'''
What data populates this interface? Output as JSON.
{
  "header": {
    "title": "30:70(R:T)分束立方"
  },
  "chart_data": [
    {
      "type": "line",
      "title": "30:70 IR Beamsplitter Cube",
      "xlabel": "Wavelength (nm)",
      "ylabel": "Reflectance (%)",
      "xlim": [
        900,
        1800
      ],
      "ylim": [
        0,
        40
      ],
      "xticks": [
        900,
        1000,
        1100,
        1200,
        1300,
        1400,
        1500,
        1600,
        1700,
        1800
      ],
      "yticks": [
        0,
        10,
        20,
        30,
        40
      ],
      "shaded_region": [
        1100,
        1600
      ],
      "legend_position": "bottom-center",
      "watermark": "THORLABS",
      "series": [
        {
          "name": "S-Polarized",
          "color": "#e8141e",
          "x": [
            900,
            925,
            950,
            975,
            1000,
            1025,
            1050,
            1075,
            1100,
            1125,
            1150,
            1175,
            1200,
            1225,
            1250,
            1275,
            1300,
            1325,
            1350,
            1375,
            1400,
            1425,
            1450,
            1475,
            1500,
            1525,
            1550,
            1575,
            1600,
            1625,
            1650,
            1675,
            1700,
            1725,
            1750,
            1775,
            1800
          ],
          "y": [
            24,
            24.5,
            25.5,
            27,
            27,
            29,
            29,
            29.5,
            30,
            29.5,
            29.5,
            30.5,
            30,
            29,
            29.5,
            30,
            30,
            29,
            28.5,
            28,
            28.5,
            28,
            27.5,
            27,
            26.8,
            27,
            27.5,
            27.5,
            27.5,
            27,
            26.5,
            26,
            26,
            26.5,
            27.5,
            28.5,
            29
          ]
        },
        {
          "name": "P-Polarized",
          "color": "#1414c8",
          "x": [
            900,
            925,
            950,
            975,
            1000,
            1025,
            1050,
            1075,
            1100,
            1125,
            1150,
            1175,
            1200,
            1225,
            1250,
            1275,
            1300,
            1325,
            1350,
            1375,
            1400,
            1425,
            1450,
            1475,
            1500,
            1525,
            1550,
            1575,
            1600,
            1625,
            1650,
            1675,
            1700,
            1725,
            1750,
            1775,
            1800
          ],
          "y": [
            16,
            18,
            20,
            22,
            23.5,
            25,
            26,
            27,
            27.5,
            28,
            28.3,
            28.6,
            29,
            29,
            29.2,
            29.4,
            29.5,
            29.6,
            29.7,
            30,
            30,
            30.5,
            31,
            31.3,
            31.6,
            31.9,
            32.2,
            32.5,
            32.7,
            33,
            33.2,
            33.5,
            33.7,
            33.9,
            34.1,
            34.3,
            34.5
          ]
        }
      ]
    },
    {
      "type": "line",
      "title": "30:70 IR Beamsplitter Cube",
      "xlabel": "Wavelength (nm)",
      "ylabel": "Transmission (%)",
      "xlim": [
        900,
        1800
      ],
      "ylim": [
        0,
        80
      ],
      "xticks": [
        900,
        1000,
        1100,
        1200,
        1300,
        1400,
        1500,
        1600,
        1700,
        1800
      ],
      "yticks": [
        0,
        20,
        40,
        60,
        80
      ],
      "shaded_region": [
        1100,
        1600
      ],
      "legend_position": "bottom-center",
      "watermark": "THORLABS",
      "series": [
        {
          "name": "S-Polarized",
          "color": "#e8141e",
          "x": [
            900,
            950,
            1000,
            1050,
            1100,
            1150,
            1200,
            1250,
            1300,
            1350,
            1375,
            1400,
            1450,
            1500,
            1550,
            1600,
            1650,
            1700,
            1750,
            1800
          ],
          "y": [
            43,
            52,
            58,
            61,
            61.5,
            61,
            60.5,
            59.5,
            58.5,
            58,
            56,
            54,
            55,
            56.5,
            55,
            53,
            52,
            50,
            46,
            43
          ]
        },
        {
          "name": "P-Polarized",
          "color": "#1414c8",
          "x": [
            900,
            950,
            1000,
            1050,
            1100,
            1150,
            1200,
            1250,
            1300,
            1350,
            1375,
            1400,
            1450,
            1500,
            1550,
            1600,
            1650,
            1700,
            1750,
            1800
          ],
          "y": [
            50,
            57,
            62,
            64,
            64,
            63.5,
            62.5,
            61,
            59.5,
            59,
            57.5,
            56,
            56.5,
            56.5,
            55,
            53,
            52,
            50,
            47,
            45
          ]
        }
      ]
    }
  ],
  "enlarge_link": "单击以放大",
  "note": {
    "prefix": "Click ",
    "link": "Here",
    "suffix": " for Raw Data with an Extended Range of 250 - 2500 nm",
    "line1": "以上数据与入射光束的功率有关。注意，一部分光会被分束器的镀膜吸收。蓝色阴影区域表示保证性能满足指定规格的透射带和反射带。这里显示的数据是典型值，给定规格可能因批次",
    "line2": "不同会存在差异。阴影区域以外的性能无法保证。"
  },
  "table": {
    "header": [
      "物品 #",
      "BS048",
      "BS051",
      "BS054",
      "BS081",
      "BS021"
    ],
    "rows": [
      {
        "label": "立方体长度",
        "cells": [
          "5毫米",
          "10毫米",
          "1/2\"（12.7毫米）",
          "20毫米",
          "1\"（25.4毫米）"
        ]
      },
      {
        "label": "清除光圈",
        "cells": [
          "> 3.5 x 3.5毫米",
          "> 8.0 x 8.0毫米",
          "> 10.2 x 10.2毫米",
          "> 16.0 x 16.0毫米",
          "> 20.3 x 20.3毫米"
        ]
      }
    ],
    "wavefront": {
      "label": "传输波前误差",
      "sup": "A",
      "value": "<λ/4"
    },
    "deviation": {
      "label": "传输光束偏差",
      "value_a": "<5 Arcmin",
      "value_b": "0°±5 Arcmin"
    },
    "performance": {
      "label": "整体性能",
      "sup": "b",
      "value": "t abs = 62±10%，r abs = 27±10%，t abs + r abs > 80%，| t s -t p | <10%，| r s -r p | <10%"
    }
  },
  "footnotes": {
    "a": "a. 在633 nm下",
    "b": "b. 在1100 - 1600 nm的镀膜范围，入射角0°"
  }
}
'''
* Your goal
From the listing above, extract every line exactly as it stands.

* Response to this task
What data populates this interface? Output as JSON.
{
  "header": {
    "title": "30:70(R:T)分束立方"
  },
  "chart_data": [
    {
      "type": "line",
      "title": "30:70 IR Beamsplitter Cube",
      "xlabel": "Wavelength (nm)",
      "ylabel": "Reflectance (%)",
      "xlim": [
        900,
        1800
      ],
      "ylim": [
        0,
        40
      ],
      "xticks": [
        900,
        1000,
        1100,
        1200,
        1300,
        1400,
        1500,
        1600,
        1700,
        1800
      ],
      "yticks": [
        0,
        10,
        20,
        30,
        40
      ],
      "shaded_region": [
        1100,
        1600
      ],
      "legend_position": "bottom-center",
      "watermark": "THORLABS",
      "series": [
        {
          "name": "S-Polarized",
          "color": "#e8141e",
          "x": [
            900,
            925,
            950,
            975,
            1000,
            1025,
            1050,
            1075,
            1100,
            1125,
            1150,
            1175,
            1200,
            1225,
            1250,
            1275,
            1300,
            1325,
            1350,
            1375,
            1400,
            1425,
            1450,
            1475,
            1500,
            1525,
            1550,
            1575,
            1600,
            1625,
            1650,
            1675,
            1700,
            1725,
            1750,
            1775,
            1800
          ],
          "y": [
            24,
            24.5,
            25.5,
            27,
            27,
            29,
            29,
            29.5,
            30,
            29.5,
            29.5,
            30.5,
            30,
            29,
            29.5,
            30,
            30,
            29,
            28.5,
            28,
            28.5,
            28,
            27.5,
            27,
            26.8,
            27,
            27.5,
            27.5,
            27.5,
            27,
            26.5,
            26,
            26,
            26.5,
            27.5,
            28.5,
            29
          ]
        },
        {
          "name": "P-Polarized",
          "color": "#1414c8",
          "x": [
            900,
            925,
            950,
            975,
            1000,
            1025,
            1050,
            1075,
            1100,
            1125,
            1150,
            1175,
            1200,
            1225,
            1250,
            1275,
            1300,
            1325,
            1350,
            1375,
            1400,
            1425,
            1450,
            1475,
            1500,
            1525,
            1550,
            1575,
            1600,
            1625,
            1650,
            1675,
            1700,
            1725,
            1750,
            1775,
            1800
          ],
          "y": [
            16,
            18,
            20,
            22,
            23.5,
            25,
            26,
            27,
            27.5,
            28,
            28.3,
            28.6,
            29,
            29,
            29.2,
            29.4,
            29.5,
            29.6,
            29.7,
            30,
            30,
            30.5,
            31,
            31.3,
            31.6,
            31.9,
            32.2,
            32.5,
            32.7,
            33,
            33.2,
            33.5,
            33.7,
            33.9,
            34.1,
            34.3,
            34.5
          ]
        }
      ]
    },
    {
      "type": "line",
      "title": "30:70 IR Beamsplitter Cube",
      "xlabel": "Wavelength (nm)",
      "ylabel": "Transmission (%)",
      "xlim": [
        900,
        1800
      ],
      "ylim": [
        0,
        80
      ],
      "xticks": [
        900,
        1000,
        1100,
        1200,
        1300,
        1400,
        1500,
        1600,
        1700,
        1800
      ],
      "yticks": [
        0,
        20,
        40,
        60,
        80
      ],
      "shaded_region": [
        1100,
        1600
      ],
      "legend_position": "bottom-center",
      "watermark": "THORLABS",
      "series": [
        {
          "name": "S-Polarized",
          "color": "#e8141e",
          "x": [
            900,
            950,
            1000,
            1050,
            1100,
            1150,
            1200,
            1250,
            1300,
            1350,
            1375,
            1400,
            1450,
            1500,
            1550,
            1600,
            1650,
            1700,
            1750,
            1800
          ],
          "y": [
            43,
            52,
            58,
            61,
            61.5,
            61,
            60.5,
            59.5,
            58.5,
            58,
            56,
            54,
            55,
            56.5,
            55,
            53,
            52,
            50,
            46,
            43
          ]
        },
        {
          "name": "P-Polarized",
          "color": "#1414c8",
          "x": [
            900,
            950,
            1000,
            1050,
            1100,
            1150,
            1200,
            1250,
            1300,
            1350,
            1375,
            1400,
            1450,
            1500,
            1550,
            1600,
            1650,
            1700,
            1750,
            1800
          ],
          "y": [
            50,
            57,
            62,
            64,
            64,
            63.5,
            62.5,
            61,
            59.5,
            59,
            57.5,
            56,
            56.5,
            56.5,
            55,
            53,
            52,
            50,
            47,
            45
          ]
        }
      ]
    }
  ],
  "enlarge_link": "单击以放大",
  "note": {
    "prefix": "Click ",
    "link": "Here",
    "suffix": " for Raw Data with an Extended Range of 250 - 2500 nm",
    "line1": "以上数据与入射光束的功率有关。注意，一部分光会被分束器的镀膜吸收。蓝色阴影区域表示保证性能满足指定规格的透射带和反射带。这里显示的数据是典型值，给定规格可能因批次",
    "line2": "不同会存在差异。阴影区域以外的性能无法保证。"
  },
  "table": {
    "header": [
      "物品 #",
      "BS048",
      "BS051",
      "BS054",
      "BS081",
      "BS021"
    ],
    "rows": [
      {
        "label": "立方体长度",
        "cells": [
          "5毫米",
          "10毫米",
          "1/2\"（12.7毫米）",
          "20毫米",
          "1\"（25.4毫米）"
        ]
      },
      {
        "label": "清除光圈",
        "cells": [
          "> 3.5 x 3.5毫米",
          "> 8.0 x 8.0毫米",
          "> 10.2 x 10.2毫米",
          "> 16.0 x 16.0毫米",
          "> 20.3 x 20.3毫米"
        ]
      }
    ],
    "wavefront": {
      "label": "传输波前误差",
      "sup": "A",
      "value": "<λ/4"
    },
    "deviation": {
      "label": "传输光束偏差",
      "value_a": "<5 Arcmin",
      "value_b": "0°±5 Arcmin"
    },
    "performance": {
      "label": "整体性能",
      "sup": "b",
      "value": "t abs = 62±10%，r abs = 27±10%，t abs + r abs > 80%，| t s -t p | <10%，| r s -r p | <10%"
    }
  },
  "footnotes": {
    "a": "a. 在633 nm下",
    "b": "b. 在1100 - 1600 nm的镀膜范围，入射角0°"
  }
}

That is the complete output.